* **REQUIRED TASK**: The entries below need to be written out exactly, with no pictures included.

━━━ MATERIAL PROVIDED ━━━

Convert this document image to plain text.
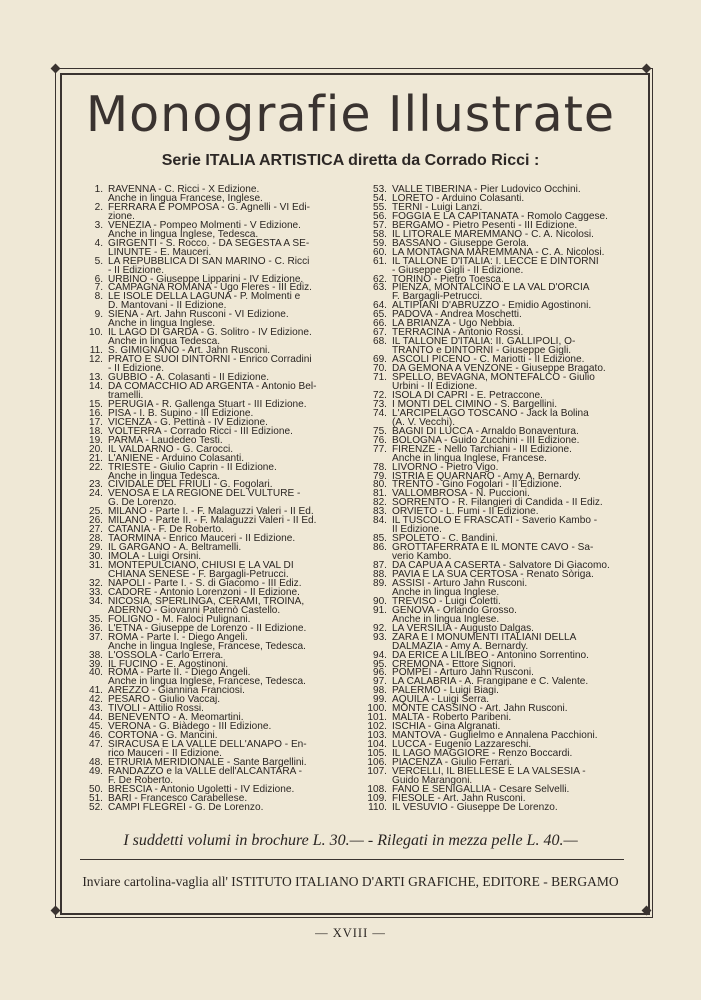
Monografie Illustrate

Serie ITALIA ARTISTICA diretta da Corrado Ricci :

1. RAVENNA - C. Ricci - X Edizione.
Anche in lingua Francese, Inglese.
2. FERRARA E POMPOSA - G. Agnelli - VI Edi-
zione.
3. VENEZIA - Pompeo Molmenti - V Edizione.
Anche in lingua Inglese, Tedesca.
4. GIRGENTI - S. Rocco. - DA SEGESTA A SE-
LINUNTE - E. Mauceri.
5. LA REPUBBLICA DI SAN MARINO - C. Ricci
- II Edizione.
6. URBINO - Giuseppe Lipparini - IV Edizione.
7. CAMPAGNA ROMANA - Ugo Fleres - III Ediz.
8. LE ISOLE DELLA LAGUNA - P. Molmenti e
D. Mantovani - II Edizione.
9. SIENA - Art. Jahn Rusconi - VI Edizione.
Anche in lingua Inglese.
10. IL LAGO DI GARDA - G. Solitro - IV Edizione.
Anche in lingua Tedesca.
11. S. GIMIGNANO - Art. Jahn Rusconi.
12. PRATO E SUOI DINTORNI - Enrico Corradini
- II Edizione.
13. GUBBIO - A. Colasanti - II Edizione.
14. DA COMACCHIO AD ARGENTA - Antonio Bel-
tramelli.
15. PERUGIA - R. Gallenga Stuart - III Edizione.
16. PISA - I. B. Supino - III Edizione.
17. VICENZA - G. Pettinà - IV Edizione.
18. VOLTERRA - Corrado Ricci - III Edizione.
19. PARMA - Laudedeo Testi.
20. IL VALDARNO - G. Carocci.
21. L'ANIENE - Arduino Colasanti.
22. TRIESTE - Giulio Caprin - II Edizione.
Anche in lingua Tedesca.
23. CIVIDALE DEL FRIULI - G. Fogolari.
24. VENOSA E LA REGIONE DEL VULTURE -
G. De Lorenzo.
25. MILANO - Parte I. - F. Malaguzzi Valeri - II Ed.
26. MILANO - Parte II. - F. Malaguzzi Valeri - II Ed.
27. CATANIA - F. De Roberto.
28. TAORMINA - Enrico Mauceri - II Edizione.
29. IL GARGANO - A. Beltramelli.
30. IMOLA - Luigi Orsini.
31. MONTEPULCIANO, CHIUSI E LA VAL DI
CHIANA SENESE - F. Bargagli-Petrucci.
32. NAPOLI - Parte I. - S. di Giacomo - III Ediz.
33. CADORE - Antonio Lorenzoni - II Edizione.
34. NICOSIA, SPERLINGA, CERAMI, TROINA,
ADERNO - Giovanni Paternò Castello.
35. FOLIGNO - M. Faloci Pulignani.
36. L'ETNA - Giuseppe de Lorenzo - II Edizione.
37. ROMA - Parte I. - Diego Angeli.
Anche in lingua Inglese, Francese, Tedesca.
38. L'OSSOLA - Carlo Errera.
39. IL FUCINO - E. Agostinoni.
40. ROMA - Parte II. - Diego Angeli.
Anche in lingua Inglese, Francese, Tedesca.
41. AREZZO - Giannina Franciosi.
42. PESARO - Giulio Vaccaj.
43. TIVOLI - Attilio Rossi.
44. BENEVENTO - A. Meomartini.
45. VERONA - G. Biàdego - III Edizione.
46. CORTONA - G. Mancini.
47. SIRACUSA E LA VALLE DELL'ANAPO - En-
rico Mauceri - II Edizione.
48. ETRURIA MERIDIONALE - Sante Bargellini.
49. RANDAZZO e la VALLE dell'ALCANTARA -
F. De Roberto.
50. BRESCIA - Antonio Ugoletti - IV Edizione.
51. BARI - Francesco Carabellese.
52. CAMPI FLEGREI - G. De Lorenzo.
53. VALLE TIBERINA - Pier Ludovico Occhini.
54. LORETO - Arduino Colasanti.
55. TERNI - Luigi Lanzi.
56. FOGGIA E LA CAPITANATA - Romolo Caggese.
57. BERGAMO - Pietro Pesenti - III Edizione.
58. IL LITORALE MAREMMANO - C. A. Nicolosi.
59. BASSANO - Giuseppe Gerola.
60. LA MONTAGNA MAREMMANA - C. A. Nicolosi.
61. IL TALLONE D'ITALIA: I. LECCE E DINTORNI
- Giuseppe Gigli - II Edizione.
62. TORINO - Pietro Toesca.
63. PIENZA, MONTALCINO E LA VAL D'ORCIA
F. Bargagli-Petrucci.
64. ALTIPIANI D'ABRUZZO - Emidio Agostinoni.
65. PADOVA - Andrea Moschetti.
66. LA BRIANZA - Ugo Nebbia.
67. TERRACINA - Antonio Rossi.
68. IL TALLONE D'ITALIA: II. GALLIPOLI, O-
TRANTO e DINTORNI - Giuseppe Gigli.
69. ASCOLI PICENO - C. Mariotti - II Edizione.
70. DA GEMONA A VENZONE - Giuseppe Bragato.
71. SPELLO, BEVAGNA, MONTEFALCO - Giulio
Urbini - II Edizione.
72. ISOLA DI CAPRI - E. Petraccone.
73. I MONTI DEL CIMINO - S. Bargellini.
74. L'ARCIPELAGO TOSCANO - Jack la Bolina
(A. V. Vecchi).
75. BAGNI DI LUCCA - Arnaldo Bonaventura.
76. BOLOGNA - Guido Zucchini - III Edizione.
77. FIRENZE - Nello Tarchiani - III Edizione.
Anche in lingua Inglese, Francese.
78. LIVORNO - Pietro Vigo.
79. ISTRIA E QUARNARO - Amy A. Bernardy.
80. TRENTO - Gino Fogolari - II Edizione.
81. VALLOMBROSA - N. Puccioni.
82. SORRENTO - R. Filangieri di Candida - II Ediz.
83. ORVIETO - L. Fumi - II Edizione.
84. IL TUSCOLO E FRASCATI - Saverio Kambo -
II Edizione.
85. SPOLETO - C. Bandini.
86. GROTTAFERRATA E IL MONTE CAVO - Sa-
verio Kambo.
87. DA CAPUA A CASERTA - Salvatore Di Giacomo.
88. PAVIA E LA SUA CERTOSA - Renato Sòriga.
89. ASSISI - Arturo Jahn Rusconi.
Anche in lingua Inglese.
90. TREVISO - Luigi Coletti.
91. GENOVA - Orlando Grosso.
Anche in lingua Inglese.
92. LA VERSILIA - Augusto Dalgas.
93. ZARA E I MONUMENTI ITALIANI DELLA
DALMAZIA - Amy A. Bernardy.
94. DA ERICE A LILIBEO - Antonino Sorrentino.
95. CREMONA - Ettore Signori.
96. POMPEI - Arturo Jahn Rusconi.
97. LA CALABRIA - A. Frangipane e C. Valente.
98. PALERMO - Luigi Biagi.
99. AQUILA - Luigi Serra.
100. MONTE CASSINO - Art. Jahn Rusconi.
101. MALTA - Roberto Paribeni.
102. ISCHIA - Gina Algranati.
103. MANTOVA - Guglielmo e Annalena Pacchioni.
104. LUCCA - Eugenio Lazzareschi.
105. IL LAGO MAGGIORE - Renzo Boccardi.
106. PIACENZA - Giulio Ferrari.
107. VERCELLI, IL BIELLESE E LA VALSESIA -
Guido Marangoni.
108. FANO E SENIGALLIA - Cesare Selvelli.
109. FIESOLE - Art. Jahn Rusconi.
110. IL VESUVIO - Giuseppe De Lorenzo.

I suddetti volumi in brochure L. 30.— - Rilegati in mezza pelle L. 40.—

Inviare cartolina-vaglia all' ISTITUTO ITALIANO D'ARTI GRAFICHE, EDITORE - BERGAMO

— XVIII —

━━━

* **COMPLETED EXERCISE**:
Convert this document image to plain text.
Monografie Illustrate

Serie ITALIA ARTISTICA diretta da Corrado Ricci :

1. RAVENNA - C. Ricci - X Edizione.
Anche in lingua Francese, Inglese.
2. FERRARA E POMPOSA - G. Agnelli - VI Edi-
zione.
3. VENEZIA - Pompeo Molmenti - V Edizione.
Anche in lingua Inglese, Tedesca.
4. GIRGENTI - S. Rocco. - DA SEGESTA A SE-
LINUNTE - E. Mauceri.
5. LA REPUBBLICA DI SAN MARINO - C. Ricci
- II Edizione.
6. URBINO - Giuseppe Lipparini - IV Edizione.
7. CAMPAGNA ROMANA - Ugo Fleres - III Ediz.
8. LE ISOLE DELLA LAGUNA - P. Molmenti e
D. Mantovani - II Edizione.
9. SIENA - Art. Jahn Rusconi - VI Edizione.
Anche in lingua Inglese.
10. IL LAGO DI GARDA - G. Solitro - IV Edizione.
Anche in lingua Tedesca.
11. S. GIMIGNANO - Art. Jahn Rusconi.
12. PRATO E SUOI DINTORNI - Enrico Corradini
- II Edizione.
13. GUBBIO - A. Colasanti - II Edizione.
14. DA COMACCHIO AD ARGENTA - Antonio Bel-
tramelli.
15. PERUGIA - R. Gallenga Stuart - III Edizione.
16. PISA - I. B. Supino - III Edizione.
17. VICENZA - G. Pettinà - IV Edizione.
18. VOLTERRA - Corrado Ricci - III Edizione.
19. PARMA - Laudedeo Testi.
20. IL VALDARNO - G. Carocci.
21. L'ANIENE - Arduino Colasanti.
22. TRIESTE - Giulio Caprin - II Edizione.
Anche in lingua Tedesca.
23. CIVIDALE DEL FRIULI - G. Fogolari.
24. VENOSA E LA REGIONE DEL VULTURE -
G. De Lorenzo.
25. MILANO - Parte I. - F. Malaguzzi Valeri - II Ed.
26. MILANO - Parte II. - F. Malaguzzi Valeri - II Ed.
27. CATANIA - F. De Roberto.
28. TAORMINA - Enrico Mauceri - II Edizione.
29. IL GARGANO - A. Beltramelli.
30. IMOLA - Luigi Orsini.
31. MONTEPULCIANO, CHIUSI E LA VAL DI
CHIANA SENESE - F. Bargagli-Petrucci.
32. NAPOLI - Parte I. - S. di Giacomo - III Ediz.
33. CADORE - Antonio Lorenzoni - II Edizione.
34. NICOSIA, SPERLINGA, CERAMI, TROINA,
ADERNO - Giovanni Paternò Castello.
35. FOLIGNO - M. Faloci Pulignani.
36. L'ETNA - Giuseppe de Lorenzo - II Edizione.
37. ROMA - Parte I. - Diego Angeli.
Anche in lingua Inglese, Francese, Tedesca.
38. L'OSSOLA - Carlo Errera.
39. IL FUCINO - E. Agostinoni.
40. ROMA - Parte II. - Diego Angeli.
Anche in lingua Inglese, Francese, Tedesca.
41. AREZZO - Giannina Franciosi.
42. PESARO - Giulio Vaccaj.
43. TIVOLI - Attilio Rossi.
44. BENEVENTO - A. Meomartini.
45. VERONA - G. Biàdego - III Edizione.
46. CORTONA - G. Mancini.
47. SIRACUSA E LA VALLE DELL'ANAPO - En-
rico Mauceri - II Edizione.
48. ETRURIA MERIDIONALE - Sante Bargellini.
49. RANDAZZO e la VALLE dell'ALCANTARA -
F. De Roberto.
50. BRESCIA - Antonio Ugoletti - IV Edizione.
51. BARI - Francesco Carabellese.
52. CAMPI FLEGREI - G. De Lorenzo.
53. VALLE TIBERINA - Pier Ludovico Occhini.
54. LORETO - Arduino Colasanti.
55. TERNI - Luigi Lanzi.
56. FOGGIA E LA CAPITANATA - Romolo Caggese.
57. BERGAMO - Pietro Pesenti - III Edizione.
58. IL LITORALE MAREMMANO - C. A. Nicolosi.
59. BASSANO - Giuseppe Gerola.
60. LA MONTAGNA MAREMMANA - C. A. Nicolosi.
61. IL TALLONE D'ITALIA: I. LECCE E DINTORNI
- Giuseppe Gigli - II Edizione.
62. TORINO - Pietro Toesca.
63. PIENZA, MONTALCINO E LA VAL D'ORCIA
F. Bargagli-Petrucci.
64. ALTIPIANI D'ABRUZZO - Emidio Agostinoni.
65. PADOVA - Andrea Moschetti.
66. LA BRIANZA - Ugo Nebbia.
67. TERRACINA - Antonio Rossi.
68. IL TALLONE D'ITALIA: II. GALLIPOLI, O-
TRANTO e DINTORNI - Giuseppe Gigli.
69. ASCOLI PICENO - C. Mariotti - II Edizione.
70. DA GEMONA A VENZONE - Giuseppe Bragato.
71. SPELLO, BEVAGNA, MONTEFALCO - Giulio
Urbini - II Edizione.
72. ISOLA DI CAPRI - E. Petraccone.
73. I MONTI DEL CIMINO - S. Bargellini.
74. L'ARCIPELAGO TOSCANO - Jack la Bolina
(A. V. Vecchi).
75. BAGNI DI LUCCA - Arnaldo Bonaventura.
76. BOLOGNA - Guido Zucchini - III Edizione.
77. FIRENZE - Nello Tarchiani - III Edizione.
Anche in lingua Inglese, Francese.
78. LIVORNO - Pietro Vigo.
79. ISTRIA E QUARNARO - Amy A. Bernardy.
80. TRENTO - Gino Fogolari - II Edizione.
81. VALLOMBROSA - N. Puccioni.
82. SORRENTO - R. Filangieri di Candida - II Ediz.
83. ORVIETO - L. Fumi - II Edizione.
84. IL TUSCOLO E FRASCATI - Saverio Kambo -
II Edizione.
85. SPOLETO - C. Bandini.
86. GROTTAFERRATA E IL MONTE CAVO - Sa-
verio Kambo.
87. DA CAPUA A CASERTA - Salvatore Di Giacomo.
88. PAVIA E LA SUA CERTOSA - Renato Sòriga.
89. ASSISI - Arturo Jahn Rusconi.
Anche in lingua Inglese.
90. TREVISO - Luigi Coletti.
91. GENOVA - Orlando Grosso.
Anche in lingua Inglese.
92. LA VERSILIA - Augusto Dalgas.
93. ZARA E I MONUMENTI ITALIANI DELLA
DALMAZIA - Amy A. Bernardy.
94. DA ERICE A LILIBEO - Antonino Sorrentino.
95. CREMONA - Ettore Signori.
96. POMPEI - Arturo Jahn Rusconi.
97. LA CALABRIA - A. Frangipane e C. Valente.
98. PALERMO - Luigi Biagi.
99. AQUILA - Luigi Serra.
100. MONTE CASSINO - Art. Jahn Rusconi.
101. MALTA - Roberto Paribeni.
102. ISCHIA - Gina Algranati.
103. MANTOVA - Guglielmo e Annalena Pacchioni.
104. LUCCA - Eugenio Lazzareschi.
105. IL LAGO MAGGIORE - Renzo Boccardi.
106. PIACENZA - Giulio Ferrari.
107. VERCELLI, IL BIELLESE E LA VALSESIA -
Guido Marangoni.
108. FANO E SENIGALLIA - Cesare Selvelli.
109. FIESOLE - Art. Jahn Rusconi.
110. IL VESUVIO - Giuseppe De Lorenzo.

I suddetti volumi in brochure L. 30.— - Rilegati in mezza pelle L. 40.—

Inviare cartolina-vaglia all' ISTITUTO ITALIANO D'ARTI GRAFICHE, EDITORE - BERGAMO

— XVIII —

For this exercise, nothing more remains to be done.